| RECORDS FOR THIS EXERCISE |
────────────────────

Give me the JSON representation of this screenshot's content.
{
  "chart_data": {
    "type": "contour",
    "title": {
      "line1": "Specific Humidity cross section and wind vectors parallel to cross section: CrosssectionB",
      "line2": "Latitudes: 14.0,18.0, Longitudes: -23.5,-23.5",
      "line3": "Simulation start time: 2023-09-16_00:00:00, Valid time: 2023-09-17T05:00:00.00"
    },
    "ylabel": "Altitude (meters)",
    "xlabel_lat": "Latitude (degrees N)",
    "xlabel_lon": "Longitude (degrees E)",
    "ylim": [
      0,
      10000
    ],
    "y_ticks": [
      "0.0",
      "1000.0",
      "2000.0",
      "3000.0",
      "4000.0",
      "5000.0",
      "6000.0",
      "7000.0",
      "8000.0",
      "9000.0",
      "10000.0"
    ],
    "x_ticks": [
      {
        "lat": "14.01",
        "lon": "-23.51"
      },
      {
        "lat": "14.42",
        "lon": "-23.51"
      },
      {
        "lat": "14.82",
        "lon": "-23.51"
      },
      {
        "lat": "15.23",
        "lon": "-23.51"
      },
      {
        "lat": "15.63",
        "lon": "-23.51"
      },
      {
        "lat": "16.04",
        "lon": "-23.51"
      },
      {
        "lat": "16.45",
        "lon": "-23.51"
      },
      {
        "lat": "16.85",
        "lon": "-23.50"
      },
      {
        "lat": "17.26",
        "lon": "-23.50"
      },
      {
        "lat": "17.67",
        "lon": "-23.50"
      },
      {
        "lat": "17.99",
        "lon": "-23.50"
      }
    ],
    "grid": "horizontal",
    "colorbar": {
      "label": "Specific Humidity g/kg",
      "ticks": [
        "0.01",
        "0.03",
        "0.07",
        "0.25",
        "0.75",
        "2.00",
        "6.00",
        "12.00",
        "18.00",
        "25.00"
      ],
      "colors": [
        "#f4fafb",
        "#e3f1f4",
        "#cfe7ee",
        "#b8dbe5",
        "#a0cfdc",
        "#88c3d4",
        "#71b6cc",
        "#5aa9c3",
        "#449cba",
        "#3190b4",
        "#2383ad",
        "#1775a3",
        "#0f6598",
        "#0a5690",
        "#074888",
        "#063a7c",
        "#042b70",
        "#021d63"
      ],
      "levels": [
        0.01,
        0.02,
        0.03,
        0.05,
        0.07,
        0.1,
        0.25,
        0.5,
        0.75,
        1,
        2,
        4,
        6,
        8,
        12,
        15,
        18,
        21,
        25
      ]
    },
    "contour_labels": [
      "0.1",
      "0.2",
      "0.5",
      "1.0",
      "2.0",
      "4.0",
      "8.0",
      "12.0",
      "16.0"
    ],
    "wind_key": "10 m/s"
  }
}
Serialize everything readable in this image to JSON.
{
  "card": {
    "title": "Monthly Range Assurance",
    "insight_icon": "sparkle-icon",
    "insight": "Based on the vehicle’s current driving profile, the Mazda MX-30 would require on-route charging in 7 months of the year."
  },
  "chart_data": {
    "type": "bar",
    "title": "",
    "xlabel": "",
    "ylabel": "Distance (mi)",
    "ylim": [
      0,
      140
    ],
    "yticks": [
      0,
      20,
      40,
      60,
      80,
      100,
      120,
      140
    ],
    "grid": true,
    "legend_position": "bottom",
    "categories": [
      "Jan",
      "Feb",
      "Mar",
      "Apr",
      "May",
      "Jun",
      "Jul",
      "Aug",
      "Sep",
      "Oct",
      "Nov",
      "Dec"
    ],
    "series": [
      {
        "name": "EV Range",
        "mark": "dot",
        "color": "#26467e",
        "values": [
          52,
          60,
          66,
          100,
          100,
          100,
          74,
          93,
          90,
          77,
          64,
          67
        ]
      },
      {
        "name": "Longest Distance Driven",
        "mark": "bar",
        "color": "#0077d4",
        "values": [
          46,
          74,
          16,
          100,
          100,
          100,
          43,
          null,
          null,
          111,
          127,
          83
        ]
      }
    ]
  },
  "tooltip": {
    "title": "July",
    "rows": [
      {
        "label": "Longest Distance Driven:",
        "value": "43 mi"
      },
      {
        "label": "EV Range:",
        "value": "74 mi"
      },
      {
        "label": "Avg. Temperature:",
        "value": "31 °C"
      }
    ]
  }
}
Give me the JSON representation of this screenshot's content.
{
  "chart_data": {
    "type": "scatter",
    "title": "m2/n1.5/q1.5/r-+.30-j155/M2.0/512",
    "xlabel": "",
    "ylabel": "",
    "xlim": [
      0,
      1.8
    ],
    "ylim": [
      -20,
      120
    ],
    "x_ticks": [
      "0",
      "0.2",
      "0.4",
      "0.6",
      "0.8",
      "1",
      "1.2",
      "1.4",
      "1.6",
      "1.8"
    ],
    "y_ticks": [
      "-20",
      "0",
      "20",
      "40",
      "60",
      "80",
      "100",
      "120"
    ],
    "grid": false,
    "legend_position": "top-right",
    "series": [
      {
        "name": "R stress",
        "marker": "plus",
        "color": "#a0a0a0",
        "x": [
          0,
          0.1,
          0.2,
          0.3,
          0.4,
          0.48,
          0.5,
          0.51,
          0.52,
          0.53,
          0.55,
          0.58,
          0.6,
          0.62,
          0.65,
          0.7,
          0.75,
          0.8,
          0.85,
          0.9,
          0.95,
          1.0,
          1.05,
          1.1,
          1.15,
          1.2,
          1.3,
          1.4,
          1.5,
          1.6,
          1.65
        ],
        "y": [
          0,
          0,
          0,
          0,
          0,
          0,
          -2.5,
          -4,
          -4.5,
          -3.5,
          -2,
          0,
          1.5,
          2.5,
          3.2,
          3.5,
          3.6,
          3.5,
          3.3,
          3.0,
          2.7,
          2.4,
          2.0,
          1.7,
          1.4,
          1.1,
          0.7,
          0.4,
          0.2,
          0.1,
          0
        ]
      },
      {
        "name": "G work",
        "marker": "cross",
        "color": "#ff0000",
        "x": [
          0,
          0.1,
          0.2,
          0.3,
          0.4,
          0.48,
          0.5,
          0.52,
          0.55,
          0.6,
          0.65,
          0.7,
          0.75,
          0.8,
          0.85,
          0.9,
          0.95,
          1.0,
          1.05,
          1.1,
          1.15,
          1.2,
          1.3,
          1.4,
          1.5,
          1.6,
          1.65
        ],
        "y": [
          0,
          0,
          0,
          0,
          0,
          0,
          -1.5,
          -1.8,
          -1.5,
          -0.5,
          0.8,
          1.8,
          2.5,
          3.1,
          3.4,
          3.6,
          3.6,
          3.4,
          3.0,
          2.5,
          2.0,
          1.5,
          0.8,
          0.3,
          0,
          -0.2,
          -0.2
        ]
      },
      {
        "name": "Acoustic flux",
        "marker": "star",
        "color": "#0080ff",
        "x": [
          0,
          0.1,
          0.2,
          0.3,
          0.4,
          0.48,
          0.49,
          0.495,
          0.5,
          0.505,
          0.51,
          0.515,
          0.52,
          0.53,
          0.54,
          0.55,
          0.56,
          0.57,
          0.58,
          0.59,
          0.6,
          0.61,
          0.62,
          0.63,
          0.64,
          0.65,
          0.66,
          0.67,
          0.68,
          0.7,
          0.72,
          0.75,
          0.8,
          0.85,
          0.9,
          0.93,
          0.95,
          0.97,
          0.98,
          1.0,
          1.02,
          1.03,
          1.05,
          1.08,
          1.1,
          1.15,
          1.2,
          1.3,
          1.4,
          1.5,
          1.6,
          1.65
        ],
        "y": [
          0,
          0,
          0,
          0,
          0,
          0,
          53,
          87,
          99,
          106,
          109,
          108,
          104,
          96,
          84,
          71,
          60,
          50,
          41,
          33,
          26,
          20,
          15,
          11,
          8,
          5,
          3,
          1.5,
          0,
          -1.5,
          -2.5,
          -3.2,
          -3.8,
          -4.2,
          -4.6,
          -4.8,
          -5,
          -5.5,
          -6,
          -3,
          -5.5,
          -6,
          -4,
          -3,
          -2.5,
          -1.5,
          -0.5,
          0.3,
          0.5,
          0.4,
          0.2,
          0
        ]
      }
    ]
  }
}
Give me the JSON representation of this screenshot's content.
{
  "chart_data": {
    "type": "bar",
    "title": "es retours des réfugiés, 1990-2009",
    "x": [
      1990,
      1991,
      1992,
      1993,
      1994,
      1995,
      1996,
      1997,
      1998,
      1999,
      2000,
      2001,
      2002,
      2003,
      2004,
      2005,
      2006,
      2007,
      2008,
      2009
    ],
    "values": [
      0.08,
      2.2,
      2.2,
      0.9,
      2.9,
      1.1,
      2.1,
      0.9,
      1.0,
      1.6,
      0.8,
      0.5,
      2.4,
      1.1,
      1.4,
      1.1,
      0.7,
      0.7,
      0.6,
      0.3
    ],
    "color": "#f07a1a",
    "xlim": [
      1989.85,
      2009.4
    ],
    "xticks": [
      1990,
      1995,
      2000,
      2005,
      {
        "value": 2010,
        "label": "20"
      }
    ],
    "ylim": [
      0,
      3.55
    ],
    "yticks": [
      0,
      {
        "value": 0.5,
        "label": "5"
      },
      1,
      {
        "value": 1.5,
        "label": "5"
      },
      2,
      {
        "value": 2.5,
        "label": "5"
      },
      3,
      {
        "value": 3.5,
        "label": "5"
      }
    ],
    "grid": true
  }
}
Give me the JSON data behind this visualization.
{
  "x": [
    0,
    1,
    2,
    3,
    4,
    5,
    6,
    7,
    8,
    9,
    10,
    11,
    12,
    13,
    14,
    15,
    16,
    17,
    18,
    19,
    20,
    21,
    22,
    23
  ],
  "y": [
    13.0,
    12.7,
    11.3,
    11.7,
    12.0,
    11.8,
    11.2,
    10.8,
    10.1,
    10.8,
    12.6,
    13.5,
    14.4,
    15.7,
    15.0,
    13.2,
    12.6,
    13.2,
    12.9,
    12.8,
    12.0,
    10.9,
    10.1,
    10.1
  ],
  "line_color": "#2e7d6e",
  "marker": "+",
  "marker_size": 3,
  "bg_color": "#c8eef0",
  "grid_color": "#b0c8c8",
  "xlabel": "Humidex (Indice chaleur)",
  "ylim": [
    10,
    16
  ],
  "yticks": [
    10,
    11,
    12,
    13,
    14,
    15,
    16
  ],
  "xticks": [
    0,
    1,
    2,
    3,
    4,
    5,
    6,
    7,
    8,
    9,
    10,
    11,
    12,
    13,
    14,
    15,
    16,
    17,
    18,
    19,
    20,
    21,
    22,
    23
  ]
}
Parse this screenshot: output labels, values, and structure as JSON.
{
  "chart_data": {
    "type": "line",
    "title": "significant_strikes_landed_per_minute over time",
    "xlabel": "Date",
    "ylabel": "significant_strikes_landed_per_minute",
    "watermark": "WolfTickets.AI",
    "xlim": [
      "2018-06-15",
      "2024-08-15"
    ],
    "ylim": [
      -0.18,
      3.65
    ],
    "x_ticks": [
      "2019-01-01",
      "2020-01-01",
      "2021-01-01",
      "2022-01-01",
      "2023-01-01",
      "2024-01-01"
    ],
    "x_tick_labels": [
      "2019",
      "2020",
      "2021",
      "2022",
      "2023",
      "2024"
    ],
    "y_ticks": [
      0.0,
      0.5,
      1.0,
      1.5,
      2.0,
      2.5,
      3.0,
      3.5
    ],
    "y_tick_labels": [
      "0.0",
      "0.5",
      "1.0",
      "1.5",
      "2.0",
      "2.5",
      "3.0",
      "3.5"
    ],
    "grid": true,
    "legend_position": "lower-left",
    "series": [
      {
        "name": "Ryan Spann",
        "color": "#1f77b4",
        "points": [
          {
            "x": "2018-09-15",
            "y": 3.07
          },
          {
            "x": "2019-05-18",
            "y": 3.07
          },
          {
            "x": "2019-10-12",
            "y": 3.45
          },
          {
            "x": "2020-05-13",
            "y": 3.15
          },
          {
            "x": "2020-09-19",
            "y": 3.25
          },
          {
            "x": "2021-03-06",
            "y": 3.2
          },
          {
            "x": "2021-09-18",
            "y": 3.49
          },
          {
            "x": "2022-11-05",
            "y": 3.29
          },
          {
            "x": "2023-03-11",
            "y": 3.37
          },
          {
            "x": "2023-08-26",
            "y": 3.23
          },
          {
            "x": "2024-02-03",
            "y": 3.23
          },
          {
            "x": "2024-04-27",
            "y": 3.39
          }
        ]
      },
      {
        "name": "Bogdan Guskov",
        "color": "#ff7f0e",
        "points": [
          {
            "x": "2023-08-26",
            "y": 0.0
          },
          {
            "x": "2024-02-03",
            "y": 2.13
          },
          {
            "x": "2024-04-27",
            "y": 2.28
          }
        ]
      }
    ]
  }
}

────────────────────

| EXERCISE AIM |
Look through the entries and find each line that has the string "Distance". Copy those lines.

| SOLUTION TO THE EXERCISE |
    "ylabel": "Distance (mi)",
        "name": "Longest Distance Driven",
        "label": "Longest Distance Driven:",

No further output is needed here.